[Start of MATERIAL FOR THE TASK]
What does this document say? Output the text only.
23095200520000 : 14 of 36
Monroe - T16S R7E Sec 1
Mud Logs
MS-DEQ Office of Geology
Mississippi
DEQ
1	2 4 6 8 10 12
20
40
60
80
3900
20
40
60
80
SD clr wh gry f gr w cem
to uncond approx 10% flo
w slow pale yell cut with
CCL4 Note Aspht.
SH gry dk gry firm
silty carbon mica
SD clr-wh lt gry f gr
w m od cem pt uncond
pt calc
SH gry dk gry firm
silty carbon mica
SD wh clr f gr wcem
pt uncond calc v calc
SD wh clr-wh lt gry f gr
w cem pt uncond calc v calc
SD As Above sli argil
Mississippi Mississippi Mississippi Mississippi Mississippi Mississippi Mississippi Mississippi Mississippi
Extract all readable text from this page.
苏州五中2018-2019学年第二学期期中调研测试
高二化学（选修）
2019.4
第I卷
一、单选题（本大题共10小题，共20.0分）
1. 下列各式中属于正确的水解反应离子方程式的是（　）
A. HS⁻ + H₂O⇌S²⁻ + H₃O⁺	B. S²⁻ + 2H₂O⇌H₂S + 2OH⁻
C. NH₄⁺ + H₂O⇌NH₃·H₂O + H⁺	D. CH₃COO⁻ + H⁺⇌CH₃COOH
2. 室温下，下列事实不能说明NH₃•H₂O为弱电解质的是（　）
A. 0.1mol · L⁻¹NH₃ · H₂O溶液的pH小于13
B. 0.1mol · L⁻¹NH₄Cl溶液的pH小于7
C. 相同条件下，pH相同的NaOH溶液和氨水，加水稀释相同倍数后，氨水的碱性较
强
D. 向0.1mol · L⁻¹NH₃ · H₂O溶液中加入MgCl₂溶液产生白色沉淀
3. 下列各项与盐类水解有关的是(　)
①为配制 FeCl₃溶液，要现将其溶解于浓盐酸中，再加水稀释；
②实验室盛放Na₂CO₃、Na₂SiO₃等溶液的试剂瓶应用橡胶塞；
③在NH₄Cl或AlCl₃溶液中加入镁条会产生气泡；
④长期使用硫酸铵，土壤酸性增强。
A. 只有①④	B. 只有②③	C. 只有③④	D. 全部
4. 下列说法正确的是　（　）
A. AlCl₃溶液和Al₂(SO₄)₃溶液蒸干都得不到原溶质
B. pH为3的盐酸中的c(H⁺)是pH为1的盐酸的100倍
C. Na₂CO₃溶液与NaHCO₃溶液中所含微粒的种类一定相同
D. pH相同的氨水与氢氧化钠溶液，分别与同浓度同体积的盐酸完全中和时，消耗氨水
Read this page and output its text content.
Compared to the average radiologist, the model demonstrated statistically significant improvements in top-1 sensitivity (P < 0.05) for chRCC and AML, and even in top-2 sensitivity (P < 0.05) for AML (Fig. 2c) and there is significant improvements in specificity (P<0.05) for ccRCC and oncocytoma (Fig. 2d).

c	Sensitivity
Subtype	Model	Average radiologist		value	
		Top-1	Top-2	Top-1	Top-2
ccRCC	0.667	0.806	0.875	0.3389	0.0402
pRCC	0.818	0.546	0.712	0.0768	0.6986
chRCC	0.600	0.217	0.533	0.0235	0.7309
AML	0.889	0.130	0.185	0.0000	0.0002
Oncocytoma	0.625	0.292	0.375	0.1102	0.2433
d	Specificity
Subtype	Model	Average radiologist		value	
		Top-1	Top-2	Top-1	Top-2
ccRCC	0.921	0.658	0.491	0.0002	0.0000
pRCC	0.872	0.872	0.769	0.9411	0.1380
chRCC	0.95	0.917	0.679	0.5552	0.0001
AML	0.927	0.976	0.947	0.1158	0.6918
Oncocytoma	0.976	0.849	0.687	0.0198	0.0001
[End of MATERIAL FOR THE TASK]
## REQUIRED WORK
In the material above, show every line where the word "uncond" turns up.

## EXERCISE SOLUTION
to uncond approx 10% flo
w m od cem pt uncond
pt uncond calc v calc
w cem pt uncond calc v calc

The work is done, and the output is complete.